Data -
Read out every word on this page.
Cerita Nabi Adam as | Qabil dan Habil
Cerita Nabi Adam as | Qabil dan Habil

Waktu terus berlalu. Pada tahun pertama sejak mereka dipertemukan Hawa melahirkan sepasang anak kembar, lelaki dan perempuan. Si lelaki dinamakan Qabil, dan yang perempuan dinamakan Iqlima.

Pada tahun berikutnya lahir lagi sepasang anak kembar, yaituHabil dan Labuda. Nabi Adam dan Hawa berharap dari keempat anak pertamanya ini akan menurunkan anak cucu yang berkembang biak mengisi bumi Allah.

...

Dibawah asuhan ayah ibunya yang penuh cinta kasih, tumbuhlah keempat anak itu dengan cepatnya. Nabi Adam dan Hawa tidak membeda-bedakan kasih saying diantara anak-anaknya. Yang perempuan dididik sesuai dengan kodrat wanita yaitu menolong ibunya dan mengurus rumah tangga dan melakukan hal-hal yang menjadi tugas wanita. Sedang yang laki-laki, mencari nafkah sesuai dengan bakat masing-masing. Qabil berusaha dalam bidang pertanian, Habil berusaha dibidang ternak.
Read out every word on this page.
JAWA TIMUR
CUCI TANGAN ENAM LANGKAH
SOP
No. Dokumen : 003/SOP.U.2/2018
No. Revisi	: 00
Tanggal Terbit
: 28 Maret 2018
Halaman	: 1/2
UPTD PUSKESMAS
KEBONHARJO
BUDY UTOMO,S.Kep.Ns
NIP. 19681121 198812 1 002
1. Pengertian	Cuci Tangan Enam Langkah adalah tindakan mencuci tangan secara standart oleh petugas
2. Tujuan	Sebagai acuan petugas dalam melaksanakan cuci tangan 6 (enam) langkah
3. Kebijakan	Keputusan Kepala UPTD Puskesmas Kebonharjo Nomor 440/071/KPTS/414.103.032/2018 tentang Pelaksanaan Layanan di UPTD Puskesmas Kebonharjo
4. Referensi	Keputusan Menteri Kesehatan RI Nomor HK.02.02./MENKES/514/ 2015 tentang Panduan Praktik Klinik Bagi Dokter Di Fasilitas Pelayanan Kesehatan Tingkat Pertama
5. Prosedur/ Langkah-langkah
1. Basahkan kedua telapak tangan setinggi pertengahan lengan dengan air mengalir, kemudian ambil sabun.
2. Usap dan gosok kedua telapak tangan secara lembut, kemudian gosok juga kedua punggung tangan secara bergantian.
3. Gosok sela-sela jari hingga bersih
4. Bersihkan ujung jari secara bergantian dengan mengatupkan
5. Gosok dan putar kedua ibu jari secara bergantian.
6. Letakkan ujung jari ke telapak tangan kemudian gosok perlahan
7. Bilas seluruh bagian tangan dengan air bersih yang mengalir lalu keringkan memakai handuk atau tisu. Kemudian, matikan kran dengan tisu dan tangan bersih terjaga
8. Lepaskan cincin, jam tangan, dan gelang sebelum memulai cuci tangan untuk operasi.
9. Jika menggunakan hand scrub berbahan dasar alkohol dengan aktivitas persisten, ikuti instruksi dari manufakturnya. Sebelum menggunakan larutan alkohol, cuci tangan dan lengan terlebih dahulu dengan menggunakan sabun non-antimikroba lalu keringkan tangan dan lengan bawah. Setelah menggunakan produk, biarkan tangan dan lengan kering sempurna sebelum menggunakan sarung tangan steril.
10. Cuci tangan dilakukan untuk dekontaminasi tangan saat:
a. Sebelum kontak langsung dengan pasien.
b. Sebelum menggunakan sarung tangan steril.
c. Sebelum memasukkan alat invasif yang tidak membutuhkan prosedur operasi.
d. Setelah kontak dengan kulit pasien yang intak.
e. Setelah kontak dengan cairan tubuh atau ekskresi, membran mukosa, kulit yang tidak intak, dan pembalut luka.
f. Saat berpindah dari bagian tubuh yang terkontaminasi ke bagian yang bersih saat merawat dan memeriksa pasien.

Written task -
Lines that hold "pasien" are the ones to copy; find all of them.

The completed task -
a. Sebelum kontak langsung dengan pasien.
d. Setelah kontak dengan kulit pasien yang intak.
f. Saat berpindah dari bagian tubuh yang terkontaminasi ke bagian yang bersih saat merawat dan memeriksa pasien.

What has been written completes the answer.